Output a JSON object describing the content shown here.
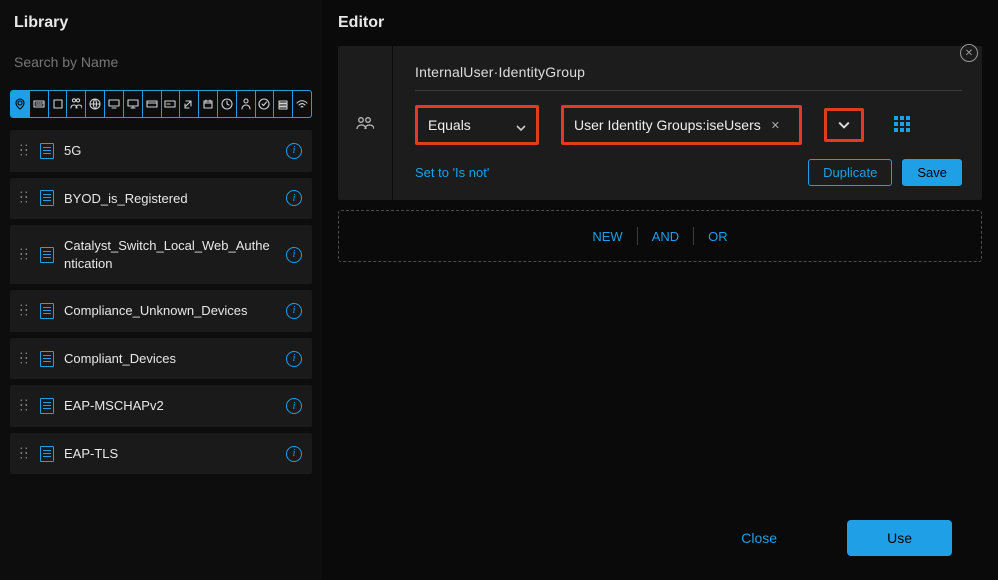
{
  "library": {
    "title": "Library",
    "search_placeholder": "Search by Name",
    "filter_icons": [
      "pin-icon",
      "keyboard-icon",
      "square-icon",
      "group-icon",
      "globe-icon",
      "monitor-icon",
      "monitor2-icon",
      "card-icon",
      "card2-icon",
      "external-icon",
      "calendar-icon",
      "clock-icon",
      "person-icon",
      "check-icon",
      "stack-icon",
      "wifi-icon"
    ],
    "selected_filter_index": 0,
    "items": [
      {
        "label": "5G"
      },
      {
        "label": "BYOD_is_Registered"
      },
      {
        "label": "Catalyst_Switch_Local_Web_Authentication"
      },
      {
        "label": "Compliance_Unknown_Devices"
      },
      {
        "label": "Compliant_Devices"
      },
      {
        "label": "EAP-MSCHAPv2"
      },
      {
        "label": "EAP-TLS"
      }
    ]
  },
  "editor": {
    "title": "Editor",
    "condition": {
      "attribute": "InternalUser·IdentityGroup",
      "operator": "Equals",
      "value": "User Identity Groups:iseUsers",
      "toggle_link": "Set to 'Is not'",
      "duplicate_label": "Duplicate",
      "save_label": "Save"
    },
    "add_slot": {
      "new": "NEW",
      "and": "AND",
      "or": "OR"
    }
  },
  "footer": {
    "close": "Close",
    "use": "Use"
  }
}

━━━━━━━━━━━━━━━━━━━━━━━━━━━━━━

◆ EXERCISE PROMPT
Word for word, quote the lines above. Omit the pictures.

◆ EXPECTED ANSWER
Output a JSON object describing the content shown here.
{
  "library": {
    "title": "Library",
    "search_placeholder": "Search by Name",
    "filter_icons": [
      "pin-icon",
      "keyboard-icon",
      "square-icon",
      "group-icon",
      "globe-icon",
      "monitor-icon",
      "monitor2-icon",
      "card-icon",
      "card2-icon",
      "external-icon",
      "calendar-icon",
      "clock-icon",
      "person-icon",
      "check-icon",
      "stack-icon",
      "wifi-icon"
    ],
    "selected_filter_index": 0,
    "items": [
      {
        "label": "5G"
      },
      {
        "label": "BYOD_is_Registered"
      },
      {
        "label": "Catalyst_Switch_Local_Web_Authentication"
      },
      {
        "label": "Compliance_Unknown_Devices"
      },
      {
        "label": "Compliant_Devices"
      },
      {
        "label": "EAP-MSCHAPv2"
      },
      {
        "label": "EAP-TLS"
      }
    ]
  },
  "editor": {
    "title": "Editor",
    "condition": {
      "attribute": "InternalUser·IdentityGroup",
      "operator": "Equals",
      "value": "User Identity Groups:iseUsers",
      "toggle_link": "Set to 'Is not'",
      "duplicate_label": "Duplicate",
      "save_label": "Save"
    },
    "add_slot": {
      "new": "NEW",
      "and": "AND",
      "or": "OR"
    }
  },
  "footer": {
    "close": "Close",
    "use": "Use"
  }
}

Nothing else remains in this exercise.